==== DATA LISTING ====

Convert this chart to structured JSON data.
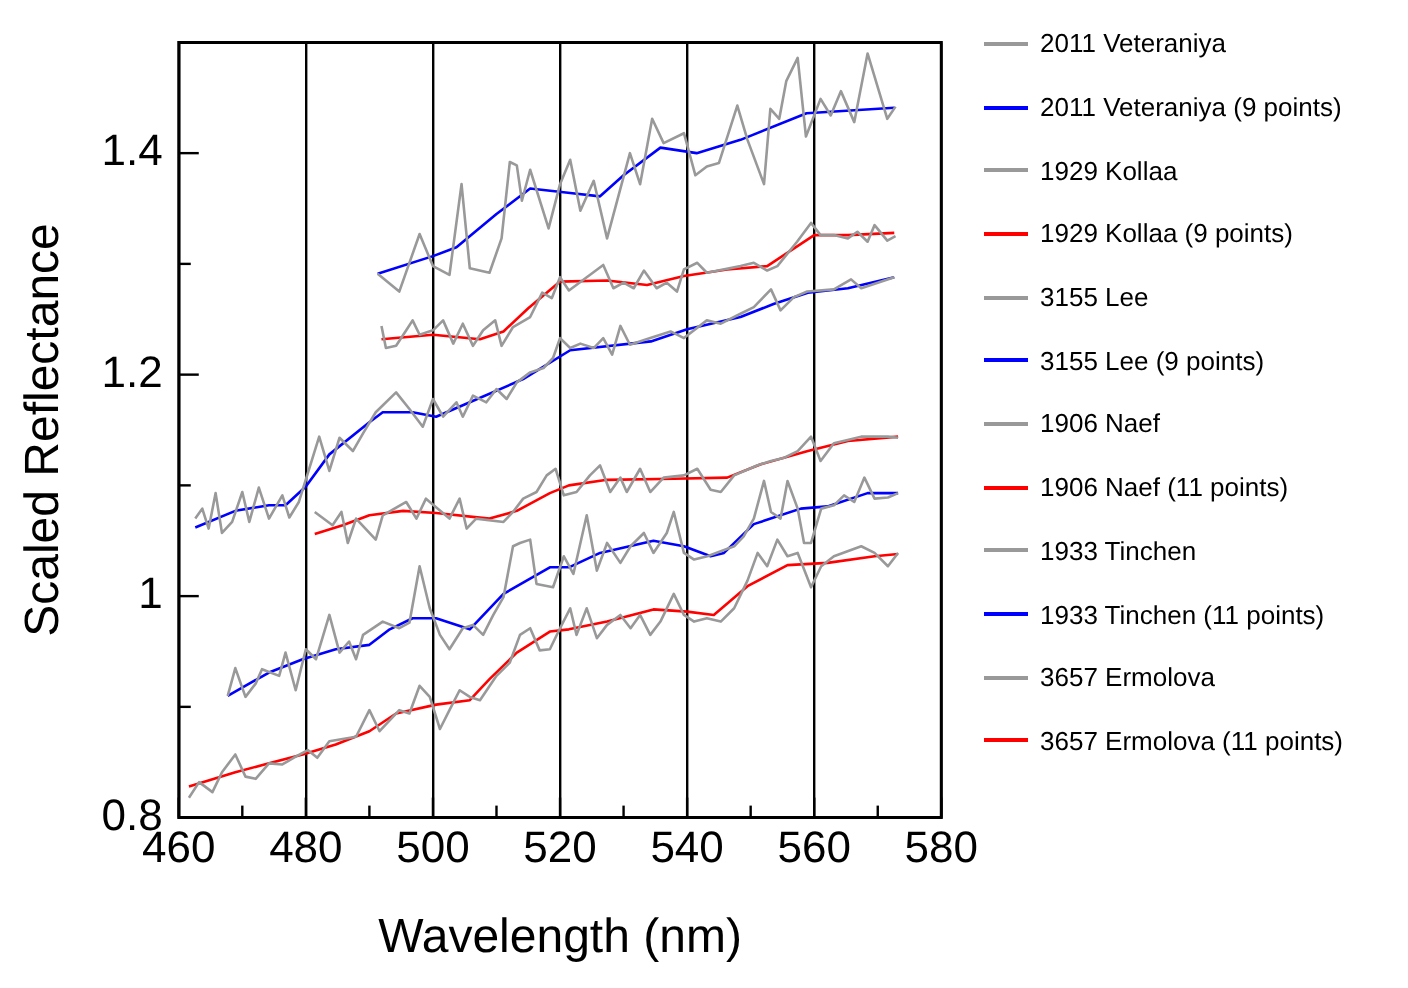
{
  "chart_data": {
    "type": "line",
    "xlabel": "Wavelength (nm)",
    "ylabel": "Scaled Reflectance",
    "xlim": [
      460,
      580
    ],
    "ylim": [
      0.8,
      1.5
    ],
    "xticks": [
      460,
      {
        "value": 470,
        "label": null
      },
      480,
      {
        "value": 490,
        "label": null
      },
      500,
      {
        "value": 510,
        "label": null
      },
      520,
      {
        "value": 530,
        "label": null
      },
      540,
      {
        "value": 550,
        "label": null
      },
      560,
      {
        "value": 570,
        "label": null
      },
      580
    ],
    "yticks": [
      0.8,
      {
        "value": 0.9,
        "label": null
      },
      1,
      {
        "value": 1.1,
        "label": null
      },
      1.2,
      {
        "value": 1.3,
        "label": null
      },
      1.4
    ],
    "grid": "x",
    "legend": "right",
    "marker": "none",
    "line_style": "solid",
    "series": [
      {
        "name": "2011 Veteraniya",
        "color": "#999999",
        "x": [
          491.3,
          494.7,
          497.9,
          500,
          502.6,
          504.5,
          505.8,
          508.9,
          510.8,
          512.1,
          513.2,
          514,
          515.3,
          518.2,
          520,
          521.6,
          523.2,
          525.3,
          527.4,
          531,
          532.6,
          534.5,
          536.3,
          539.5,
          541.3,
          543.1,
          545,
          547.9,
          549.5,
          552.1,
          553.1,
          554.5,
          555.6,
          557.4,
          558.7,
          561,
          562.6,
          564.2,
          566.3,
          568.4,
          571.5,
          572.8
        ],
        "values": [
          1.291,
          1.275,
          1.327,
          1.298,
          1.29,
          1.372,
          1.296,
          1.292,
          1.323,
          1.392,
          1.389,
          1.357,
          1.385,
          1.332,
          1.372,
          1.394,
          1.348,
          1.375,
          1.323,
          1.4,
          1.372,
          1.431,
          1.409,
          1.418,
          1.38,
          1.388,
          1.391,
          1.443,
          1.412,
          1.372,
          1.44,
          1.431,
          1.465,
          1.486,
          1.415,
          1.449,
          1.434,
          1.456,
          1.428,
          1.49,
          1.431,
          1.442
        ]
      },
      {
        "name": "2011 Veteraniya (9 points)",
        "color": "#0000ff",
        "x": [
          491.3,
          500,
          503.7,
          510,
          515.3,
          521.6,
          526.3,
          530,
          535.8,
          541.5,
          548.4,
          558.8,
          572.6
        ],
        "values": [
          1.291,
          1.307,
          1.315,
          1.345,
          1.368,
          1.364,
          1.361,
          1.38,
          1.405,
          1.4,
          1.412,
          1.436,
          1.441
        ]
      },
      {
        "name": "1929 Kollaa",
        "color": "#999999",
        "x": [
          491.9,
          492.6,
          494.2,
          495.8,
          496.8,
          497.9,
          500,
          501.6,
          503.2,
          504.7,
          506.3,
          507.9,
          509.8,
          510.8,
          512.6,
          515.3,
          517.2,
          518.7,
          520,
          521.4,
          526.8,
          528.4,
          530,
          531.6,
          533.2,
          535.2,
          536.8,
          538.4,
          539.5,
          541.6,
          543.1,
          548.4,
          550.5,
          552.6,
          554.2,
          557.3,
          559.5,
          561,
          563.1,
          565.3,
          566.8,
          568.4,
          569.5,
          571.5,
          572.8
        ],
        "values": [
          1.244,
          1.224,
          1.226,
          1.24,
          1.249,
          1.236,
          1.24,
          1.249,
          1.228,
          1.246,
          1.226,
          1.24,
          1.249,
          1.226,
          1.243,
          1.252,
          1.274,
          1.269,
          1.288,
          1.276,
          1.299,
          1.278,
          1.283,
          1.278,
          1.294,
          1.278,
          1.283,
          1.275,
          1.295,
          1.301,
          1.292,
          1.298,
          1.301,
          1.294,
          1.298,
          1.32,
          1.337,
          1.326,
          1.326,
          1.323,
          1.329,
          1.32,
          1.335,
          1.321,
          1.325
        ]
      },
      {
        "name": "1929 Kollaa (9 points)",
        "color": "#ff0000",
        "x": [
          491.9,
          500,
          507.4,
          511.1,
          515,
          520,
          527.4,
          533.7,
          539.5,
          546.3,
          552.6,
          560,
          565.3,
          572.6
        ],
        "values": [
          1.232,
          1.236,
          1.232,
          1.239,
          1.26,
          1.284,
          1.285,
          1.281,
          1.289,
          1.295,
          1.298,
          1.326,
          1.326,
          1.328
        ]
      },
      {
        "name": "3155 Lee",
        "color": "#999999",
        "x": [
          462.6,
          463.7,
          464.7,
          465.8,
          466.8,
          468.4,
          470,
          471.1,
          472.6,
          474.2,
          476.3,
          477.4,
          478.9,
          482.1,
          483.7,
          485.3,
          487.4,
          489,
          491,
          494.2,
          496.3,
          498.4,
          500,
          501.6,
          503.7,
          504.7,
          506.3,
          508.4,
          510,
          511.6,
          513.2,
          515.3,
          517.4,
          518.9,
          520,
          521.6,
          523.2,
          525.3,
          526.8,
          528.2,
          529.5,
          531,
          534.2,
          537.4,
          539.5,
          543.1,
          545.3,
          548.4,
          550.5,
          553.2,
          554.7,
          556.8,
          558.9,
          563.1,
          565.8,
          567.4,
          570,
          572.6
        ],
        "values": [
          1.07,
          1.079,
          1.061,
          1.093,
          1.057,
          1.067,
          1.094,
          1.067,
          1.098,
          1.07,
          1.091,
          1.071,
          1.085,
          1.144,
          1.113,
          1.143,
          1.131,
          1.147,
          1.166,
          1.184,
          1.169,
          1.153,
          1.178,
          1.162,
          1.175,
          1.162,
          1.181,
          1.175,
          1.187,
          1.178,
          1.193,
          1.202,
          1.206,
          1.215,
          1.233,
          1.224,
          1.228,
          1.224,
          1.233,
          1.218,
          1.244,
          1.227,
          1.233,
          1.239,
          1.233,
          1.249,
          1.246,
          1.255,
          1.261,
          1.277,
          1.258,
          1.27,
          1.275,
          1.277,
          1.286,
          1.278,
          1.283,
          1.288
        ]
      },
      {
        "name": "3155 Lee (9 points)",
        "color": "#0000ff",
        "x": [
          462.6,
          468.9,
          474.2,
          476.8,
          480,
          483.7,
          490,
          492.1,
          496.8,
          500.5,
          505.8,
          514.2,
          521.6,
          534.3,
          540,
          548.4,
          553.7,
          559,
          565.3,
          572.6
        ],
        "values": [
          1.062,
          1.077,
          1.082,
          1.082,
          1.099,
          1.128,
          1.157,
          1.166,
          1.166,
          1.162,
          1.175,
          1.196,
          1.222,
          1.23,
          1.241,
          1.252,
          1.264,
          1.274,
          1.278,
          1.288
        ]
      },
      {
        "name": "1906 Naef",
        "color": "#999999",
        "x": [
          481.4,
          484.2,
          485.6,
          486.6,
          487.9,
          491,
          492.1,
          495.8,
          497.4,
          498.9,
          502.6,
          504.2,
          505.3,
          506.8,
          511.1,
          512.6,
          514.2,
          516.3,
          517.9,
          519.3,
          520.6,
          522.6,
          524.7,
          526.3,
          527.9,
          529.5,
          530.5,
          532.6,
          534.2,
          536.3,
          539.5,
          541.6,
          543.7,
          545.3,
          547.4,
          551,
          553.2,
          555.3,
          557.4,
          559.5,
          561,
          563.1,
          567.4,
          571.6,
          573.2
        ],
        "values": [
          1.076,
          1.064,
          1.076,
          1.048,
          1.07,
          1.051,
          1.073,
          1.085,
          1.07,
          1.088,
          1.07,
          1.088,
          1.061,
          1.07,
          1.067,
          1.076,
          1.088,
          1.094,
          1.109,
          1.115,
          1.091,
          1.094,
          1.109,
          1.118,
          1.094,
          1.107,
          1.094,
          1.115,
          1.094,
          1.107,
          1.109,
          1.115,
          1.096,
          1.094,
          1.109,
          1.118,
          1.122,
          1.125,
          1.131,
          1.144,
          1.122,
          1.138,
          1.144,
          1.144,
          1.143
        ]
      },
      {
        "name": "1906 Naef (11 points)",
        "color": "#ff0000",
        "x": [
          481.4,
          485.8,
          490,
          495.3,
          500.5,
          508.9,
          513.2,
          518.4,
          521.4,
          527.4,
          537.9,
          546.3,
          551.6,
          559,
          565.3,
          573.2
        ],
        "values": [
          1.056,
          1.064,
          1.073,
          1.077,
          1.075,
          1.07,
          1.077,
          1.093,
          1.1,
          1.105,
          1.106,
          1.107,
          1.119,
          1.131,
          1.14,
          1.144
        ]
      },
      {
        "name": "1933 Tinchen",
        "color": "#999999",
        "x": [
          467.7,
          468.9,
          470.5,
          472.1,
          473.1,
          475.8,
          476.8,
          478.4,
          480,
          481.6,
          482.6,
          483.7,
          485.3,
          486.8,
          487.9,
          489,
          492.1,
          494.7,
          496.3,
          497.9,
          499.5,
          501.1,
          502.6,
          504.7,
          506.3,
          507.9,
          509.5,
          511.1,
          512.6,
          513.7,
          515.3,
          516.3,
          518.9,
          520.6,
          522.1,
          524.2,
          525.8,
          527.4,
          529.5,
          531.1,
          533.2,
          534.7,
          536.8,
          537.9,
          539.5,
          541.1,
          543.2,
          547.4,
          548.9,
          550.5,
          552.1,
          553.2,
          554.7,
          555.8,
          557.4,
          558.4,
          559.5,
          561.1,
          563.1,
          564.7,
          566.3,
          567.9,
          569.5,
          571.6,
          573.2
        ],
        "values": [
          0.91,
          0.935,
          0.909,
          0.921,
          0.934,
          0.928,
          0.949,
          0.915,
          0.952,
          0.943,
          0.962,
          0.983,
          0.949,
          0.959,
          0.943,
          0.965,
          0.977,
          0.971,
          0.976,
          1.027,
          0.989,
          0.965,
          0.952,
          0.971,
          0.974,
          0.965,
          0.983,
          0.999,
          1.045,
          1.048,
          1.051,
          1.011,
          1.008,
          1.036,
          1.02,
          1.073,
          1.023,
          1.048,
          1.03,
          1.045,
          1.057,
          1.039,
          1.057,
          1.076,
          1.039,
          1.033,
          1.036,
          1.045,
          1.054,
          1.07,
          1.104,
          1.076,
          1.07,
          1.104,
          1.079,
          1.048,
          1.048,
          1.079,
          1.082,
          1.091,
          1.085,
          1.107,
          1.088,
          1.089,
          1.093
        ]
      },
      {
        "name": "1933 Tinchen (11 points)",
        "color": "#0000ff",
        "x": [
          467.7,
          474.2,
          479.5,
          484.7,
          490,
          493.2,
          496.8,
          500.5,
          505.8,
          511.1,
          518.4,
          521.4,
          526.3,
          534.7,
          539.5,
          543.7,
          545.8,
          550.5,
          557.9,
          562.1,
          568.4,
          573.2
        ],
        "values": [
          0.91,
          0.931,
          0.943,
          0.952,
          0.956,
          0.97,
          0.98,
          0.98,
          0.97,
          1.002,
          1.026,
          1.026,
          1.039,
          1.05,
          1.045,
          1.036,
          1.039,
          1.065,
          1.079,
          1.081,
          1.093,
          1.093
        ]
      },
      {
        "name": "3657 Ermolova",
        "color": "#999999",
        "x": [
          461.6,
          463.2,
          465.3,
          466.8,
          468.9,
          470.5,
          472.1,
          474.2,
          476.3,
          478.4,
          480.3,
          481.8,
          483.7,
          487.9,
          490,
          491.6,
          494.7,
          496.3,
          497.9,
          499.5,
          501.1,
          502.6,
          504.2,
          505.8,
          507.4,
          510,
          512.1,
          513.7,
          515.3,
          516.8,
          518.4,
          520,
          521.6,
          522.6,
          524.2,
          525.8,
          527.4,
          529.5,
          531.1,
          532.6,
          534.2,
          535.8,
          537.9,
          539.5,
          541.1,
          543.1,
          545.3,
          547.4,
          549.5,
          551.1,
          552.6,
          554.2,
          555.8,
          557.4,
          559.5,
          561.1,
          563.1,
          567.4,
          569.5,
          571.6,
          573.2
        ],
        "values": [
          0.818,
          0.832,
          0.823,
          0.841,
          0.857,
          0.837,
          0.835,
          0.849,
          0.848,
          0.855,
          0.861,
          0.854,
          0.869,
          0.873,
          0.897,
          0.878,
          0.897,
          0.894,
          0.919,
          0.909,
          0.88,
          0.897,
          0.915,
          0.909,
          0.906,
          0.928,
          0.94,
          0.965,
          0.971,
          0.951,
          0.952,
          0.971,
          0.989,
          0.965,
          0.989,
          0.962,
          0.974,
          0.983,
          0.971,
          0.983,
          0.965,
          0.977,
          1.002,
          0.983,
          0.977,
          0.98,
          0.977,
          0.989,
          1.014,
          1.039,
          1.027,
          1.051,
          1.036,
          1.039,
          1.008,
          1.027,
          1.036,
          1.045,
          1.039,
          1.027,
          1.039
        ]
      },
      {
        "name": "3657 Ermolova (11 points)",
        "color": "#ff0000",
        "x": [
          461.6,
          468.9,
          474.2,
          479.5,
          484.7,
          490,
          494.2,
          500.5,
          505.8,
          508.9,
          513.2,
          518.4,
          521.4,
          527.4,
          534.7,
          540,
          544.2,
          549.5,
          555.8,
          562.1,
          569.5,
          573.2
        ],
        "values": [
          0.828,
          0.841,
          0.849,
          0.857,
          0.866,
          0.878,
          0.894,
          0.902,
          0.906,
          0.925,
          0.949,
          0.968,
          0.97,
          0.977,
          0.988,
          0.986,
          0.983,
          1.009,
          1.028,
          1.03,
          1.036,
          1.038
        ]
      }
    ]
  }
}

====
==== DATA LISTING ====

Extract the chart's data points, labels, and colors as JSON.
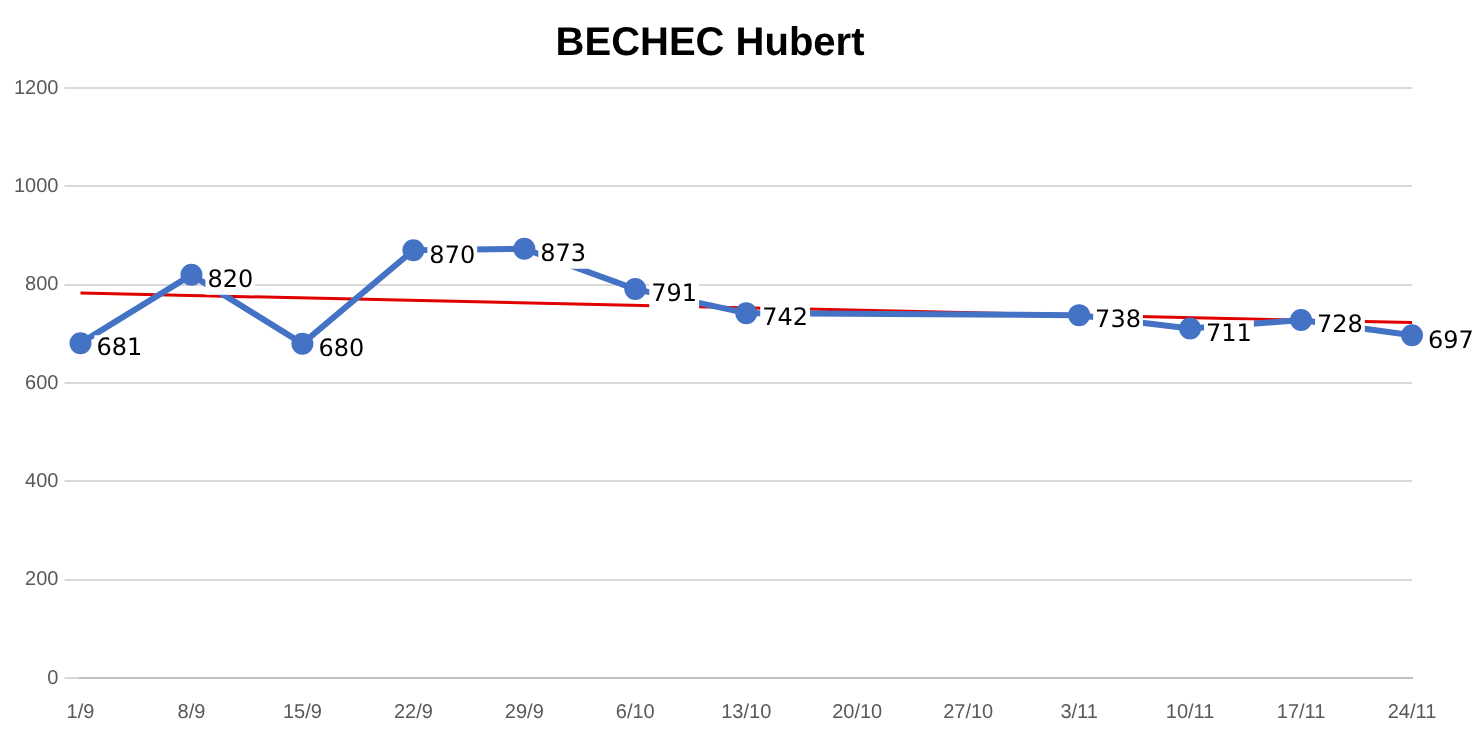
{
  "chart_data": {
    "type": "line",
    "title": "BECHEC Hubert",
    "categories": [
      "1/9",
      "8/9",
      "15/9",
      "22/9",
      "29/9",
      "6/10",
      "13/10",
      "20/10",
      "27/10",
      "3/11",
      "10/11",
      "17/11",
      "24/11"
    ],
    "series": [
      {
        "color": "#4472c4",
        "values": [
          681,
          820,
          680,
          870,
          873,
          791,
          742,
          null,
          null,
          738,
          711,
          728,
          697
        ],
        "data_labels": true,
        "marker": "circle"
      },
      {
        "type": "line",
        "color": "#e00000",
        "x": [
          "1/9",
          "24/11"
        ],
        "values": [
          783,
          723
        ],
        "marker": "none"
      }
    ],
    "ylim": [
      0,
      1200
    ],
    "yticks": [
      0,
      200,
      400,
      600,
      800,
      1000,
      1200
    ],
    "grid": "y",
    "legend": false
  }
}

====

_STATED PROBLEM_: Report all lines of the material that contain the word "name".

_OUTPUT FOR THIS EXERCISE_:
        "name": "2011 Veteraniya",
        "name": "2011 Veteraniya (9 points)",
        "name": "1929 Kollaa",
        "name": "1929 Kollaa (9 points)",
        "name": "3155 Lee",
        "name": "3155 Lee (9 points)",
        "name": "1906 Naef",
        "name": "1906 Naef (11 points)",
        "name": "1933 Tinchen",
        "name": "1933 Tinchen (11 points)",
        "name": "3657 Ermolova",
        "name": "3657 Ermolova (11 points)",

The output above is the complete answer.